▶ **TASK GOAL**:
Extract, from the records beneath this instruction, each line that contains the word "JSON".

[Records from a collection of figures]
## begin

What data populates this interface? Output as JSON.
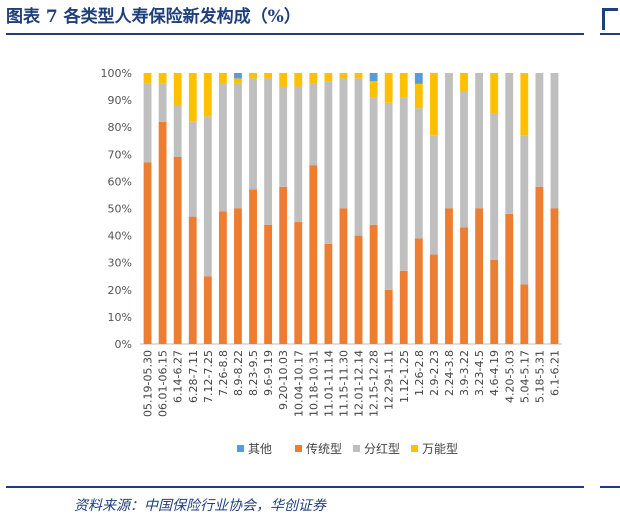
{
  "title": "图表 7  各类型人寿保险新发构成（%）",
  "source": "资料来源：中国保险行业协会，华创证券",
  "chart_data": {
    "type": "bar",
    "stacked": true,
    "percent": true,
    "categories": [
      "05.19-05.30",
      "06.01-06.15",
      "6.14-6.27",
      "6.28-7.11",
      "7.12-7.25",
      "7.26-8.8",
      "8.9-8.22",
      "8.23-9.5",
      "9.6-9.19",
      "9.20-10.03",
      "10.04-10.17",
      "10.18-10.31",
      "11.01-11.14",
      "11.15-11.30",
      "12.01-12.14",
      "12.15-12.28",
      "12.29-1.11",
      "1.12-1.25",
      "1.26-2.8",
      "2.9-2.23",
      "2.24-3.8",
      "3.9-3.22",
      "3.23-4.5",
      "4.6-4.19",
      "4.20-5.03",
      "5.04-5.17",
      "5.18-5.31",
      "6.1-6.21"
    ],
    "series": [
      {
        "name": "传统型",
        "color": "#ed7d31",
        "values": [
          67,
          82,
          69,
          47,
          25,
          49,
          50,
          57,
          44,
          58,
          45,
          66,
          37,
          50,
          40,
          44,
          20,
          27,
          39,
          33,
          50,
          43,
          50,
          31,
          48,
          22,
          58,
          50
        ]
      },
      {
        "name": "分红型",
        "color": "#bfbfbf",
        "values": [
          29,
          14,
          19,
          35,
          59,
          47,
          46,
          41,
          54,
          37,
          50,
          30,
          60,
          48,
          58,
          47,
          69,
          64,
          48,
          44,
          50,
          50,
          50,
          54,
          52,
          55,
          42,
          50
        ]
      },
      {
        "name": "万能型",
        "color": "#ffc000",
        "values": [
          4,
          4,
          12,
          18,
          16,
          4,
          2,
          2,
          2,
          5,
          5,
          4,
          3,
          2,
          2,
          6,
          11,
          9,
          9,
          23,
          0,
          7,
          0,
          15,
          0,
          23,
          0,
          0
        ]
      },
      {
        "name": "其他",
        "color": "#5b9bd5",
        "values": [
          0,
          0,
          0,
          0,
          0,
          0,
          2,
          0,
          0,
          0,
          0,
          0,
          0,
          0,
          0,
          3,
          0,
          0,
          4,
          0,
          0,
          0,
          0,
          0,
          0,
          0,
          0,
          0
        ]
      }
    ],
    "ylim": [
      0,
      100
    ],
    "yticks": [
      "0%",
      "10%",
      "20%",
      "30%",
      "40%",
      "50%",
      "60%",
      "70%",
      "80%",
      "90%",
      "100%"
    ],
    "grid": false,
    "legend_position": "bottom",
    "legend_order": [
      "其他",
      "传统型",
      "分红型",
      "万能型"
    ]
  }
}
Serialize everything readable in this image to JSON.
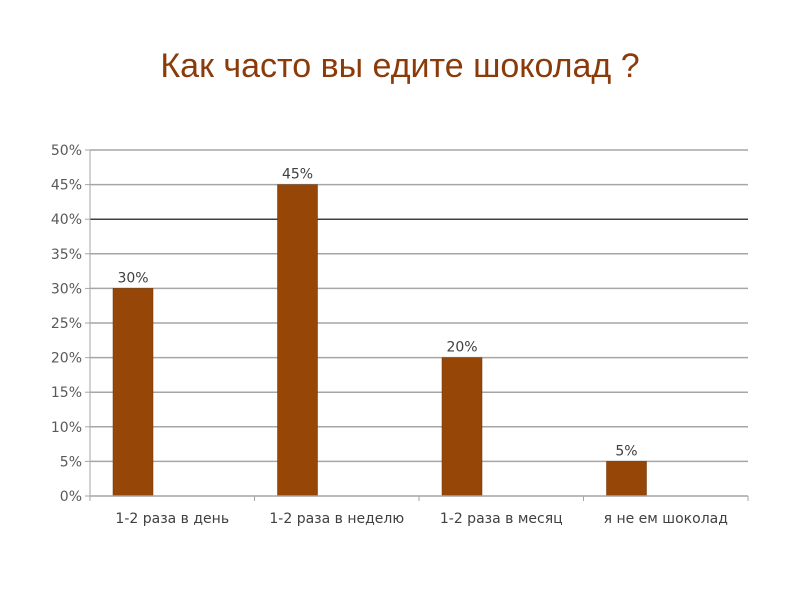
{
  "colors": {
    "title": "#8B3A0A",
    "bar": "#964607",
    "bar_stroke": "#6E3304",
    "grid": "#A6A6A6",
    "grid_major": "#404040",
    "axis": "#A6A6A6"
  },
  "chart_data": {
    "type": "bar",
    "title": "Как часто вы едите шоколад ?",
    "xlabel": "",
    "ylabel": "",
    "categories": [
      "1-2 раза в день",
      "1-2 раза в неделю",
      "1-2 раза в месяц",
      "я не ем шоколад"
    ],
    "values": [
      30,
      45,
      20,
      5
    ],
    "data_labels": [
      "30%",
      "45%",
      "20%",
      "5%"
    ],
    "ylim": [
      0,
      50
    ],
    "y_ticks": [
      0,
      5,
      10,
      15,
      20,
      25,
      30,
      35,
      40,
      45,
      50
    ],
    "y_tick_labels": [
      "0%",
      "5%",
      "10%",
      "15%",
      "20%",
      "25%",
      "30%",
      "35%",
      "40%",
      "45%",
      "50%"
    ],
    "grid": true,
    "emphasized_gridline": 40,
    "legend": "none"
  }
}
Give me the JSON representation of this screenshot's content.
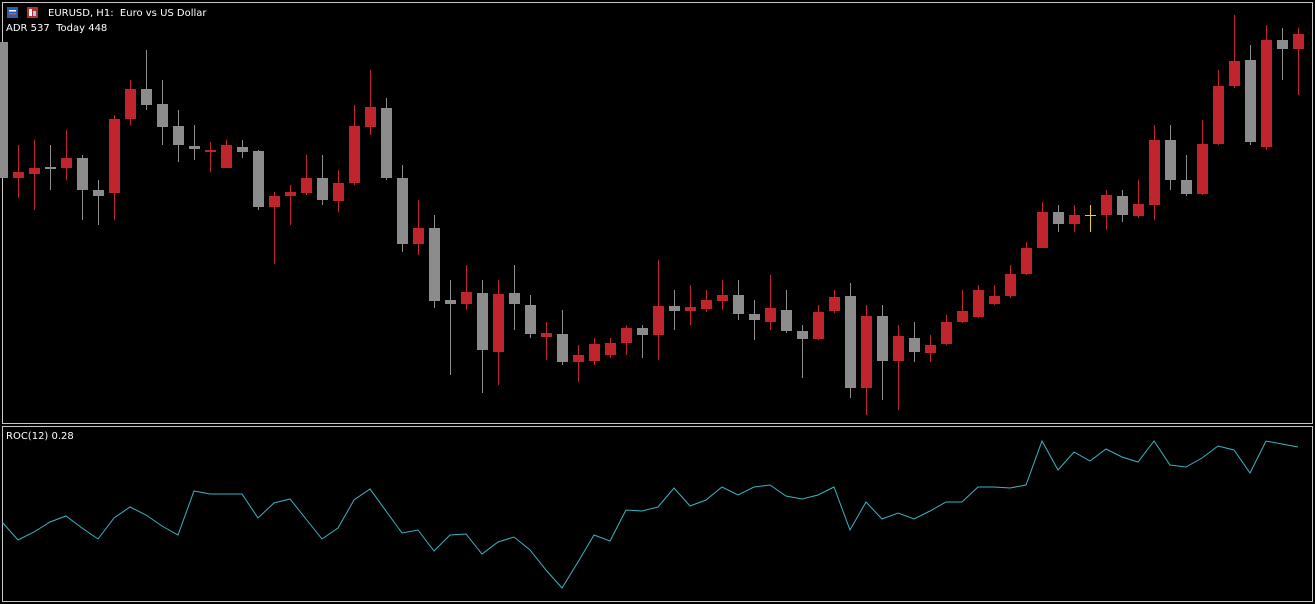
{
  "header": {
    "title": "EURUSD, H1:  Euro vs US Dollar",
    "info": "ADR 537  Today 448",
    "indicator": "ROC(12) 0.28"
  },
  "chart_data": [
    {
      "type": "candlestick",
      "up_color": "#c0252c",
      "down_color": "#8c8c8c",
      "doji_color": "#f0d020",
      "ylim": [
        7,
        426
      ],
      "ohlc": [
        [
          388,
          388,
          252,
          252
        ],
        [
          252,
          285,
          232,
          258
        ],
        [
          256,
          290,
          220,
          262
        ],
        [
          263,
          285,
          240,
          261
        ],
        [
          262,
          300,
          250,
          272
        ],
        [
          272,
          275,
          210,
          240
        ],
        [
          240,
          250,
          205,
          234
        ],
        [
          237,
          315,
          210,
          311
        ],
        [
          311,
          350,
          305,
          341
        ],
        [
          341,
          380,
          320,
          325
        ],
        [
          326,
          350,
          285,
          303
        ],
        [
          304,
          320,
          268,
          285
        ],
        [
          284,
          305,
          270,
          281
        ],
        [
          278,
          288,
          258,
          280
        ],
        [
          262,
          290,
          262,
          285
        ],
        [
          283,
          290,
          272,
          278
        ],
        [
          279,
          280,
          220,
          223
        ],
        [
          223,
          238,
          166,
          234
        ],
        [
          234,
          245,
          205,
          238
        ],
        [
          237,
          275,
          235,
          252
        ],
        [
          252,
          275,
          225,
          230
        ],
        [
          229,
          260,
          218,
          247
        ],
        [
          247,
          325,
          245,
          304
        ],
        [
          303,
          360,
          295,
          323
        ],
        [
          322,
          332,
          250,
          252
        ],
        [
          252,
          265,
          178,
          186
        ],
        [
          186,
          230,
          175,
          202
        ],
        [
          202,
          215,
          122,
          129
        ],
        [
          130,
          150,
          55,
          126
        ],
        [
          126,
          165,
          120,
          138
        ],
        [
          137,
          150,
          37,
          80
        ],
        [
          78,
          150,
          45,
          136
        ],
        [
          137,
          165,
          100,
          126
        ],
        [
          125,
          135,
          92,
          96
        ],
        [
          93,
          108,
          70,
          97
        ],
        [
          96,
          120,
          65,
          68
        ],
        [
          68,
          85,
          48,
          75
        ],
        [
          69,
          92,
          65,
          86
        ],
        [
          75,
          92,
          72,
          87
        ],
        [
          87,
          105,
          75,
          102
        ],
        [
          102,
          105,
          72,
          95
        ],
        [
          95,
          170,
          70,
          124
        ],
        [
          124,
          140,
          100,
          119
        ],
        [
          119,
          145,
          105,
          123
        ],
        [
          121,
          140,
          118,
          130
        ],
        [
          129,
          150,
          120,
          135
        ],
        [
          135,
          150,
          110,
          116
        ],
        [
          116,
          130,
          90,
          110
        ],
        [
          108,
          155,
          100,
          122
        ],
        [
          120,
          140,
          97,
          99
        ],
        [
          99,
          105,
          52,
          91
        ],
        [
          91,
          125,
          90,
          118
        ],
        [
          119,
          140,
          117,
          133
        ],
        [
          134,
          147,
          32,
          42
        ],
        [
          42,
          125,
          15,
          114
        ],
        [
          114,
          125,
          30,
          69
        ],
        [
          69,
          105,
          20,
          94
        ],
        [
          92,
          108,
          68,
          78
        ],
        [
          77,
          95,
          68,
          85
        ],
        [
          86,
          115,
          85,
          108
        ],
        [
          108,
          140,
          107,
          119
        ],
        [
          113,
          145,
          112,
          140
        ],
        [
          126,
          145,
          125,
          134
        ],
        [
          134,
          165,
          132,
          156
        ],
        [
          156,
          188,
          155,
          182
        ],
        [
          182,
          228,
          182,
          218
        ],
        [
          218,
          225,
          198,
          206
        ],
        [
          206,
          225,
          198,
          215
        ],
        [
          215,
          225,
          198,
          215
        ],
        [
          215,
          240,
          200,
          235
        ],
        [
          234,
          240,
          208,
          215
        ],
        [
          214,
          250,
          212,
          226
        ],
        [
          225,
          305,
          210,
          290
        ],
        [
          290,
          305,
          240,
          250
        ],
        [
          250,
          275,
          234,
          236
        ],
        [
          236,
          310,
          235,
          286
        ],
        [
          286,
          360,
          285,
          344
        ],
        [
          344,
          415,
          342,
          369
        ],
        [
          370,
          385,
          285,
          288
        ],
        [
          283,
          405,
          280,
          390
        ],
        [
          390,
          402,
          350,
          381
        ],
        [
          381,
          402,
          335,
          396
        ]
      ]
    },
    {
      "type": "line",
      "color": "#3bb4c4",
      "ylim": [
        0,
        172
      ],
      "values": [
        78,
        60,
        68,
        78,
        84,
        72,
        61,
        82,
        93,
        85,
        74,
        65,
        109,
        106,
        106,
        106,
        82,
        97,
        101,
        81,
        61,
        72,
        100,
        111,
        89,
        67,
        70,
        49,
        65,
        66,
        46,
        58,
        63,
        50,
        30,
        12,
        38,
        65,
        59,
        90,
        89,
        93,
        112,
        94,
        100,
        113,
        105,
        113,
        115,
        104,
        101,
        105,
        113,
        70,
        98,
        81,
        87,
        81,
        89,
        98,
        98,
        113,
        113,
        112,
        115,
        159,
        130,
        148,
        139,
        151,
        143,
        138,
        159,
        135,
        133,
        142,
        154,
        150,
        127,
        159,
        156,
        153
      ]
    }
  ]
}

## end

▶ **PROBLEM SOLUTION**:
What data populates this interface? Output as JSON.
Serialize everything readable in this image to JSON.
Give me the JSON representation of this screenshot's content.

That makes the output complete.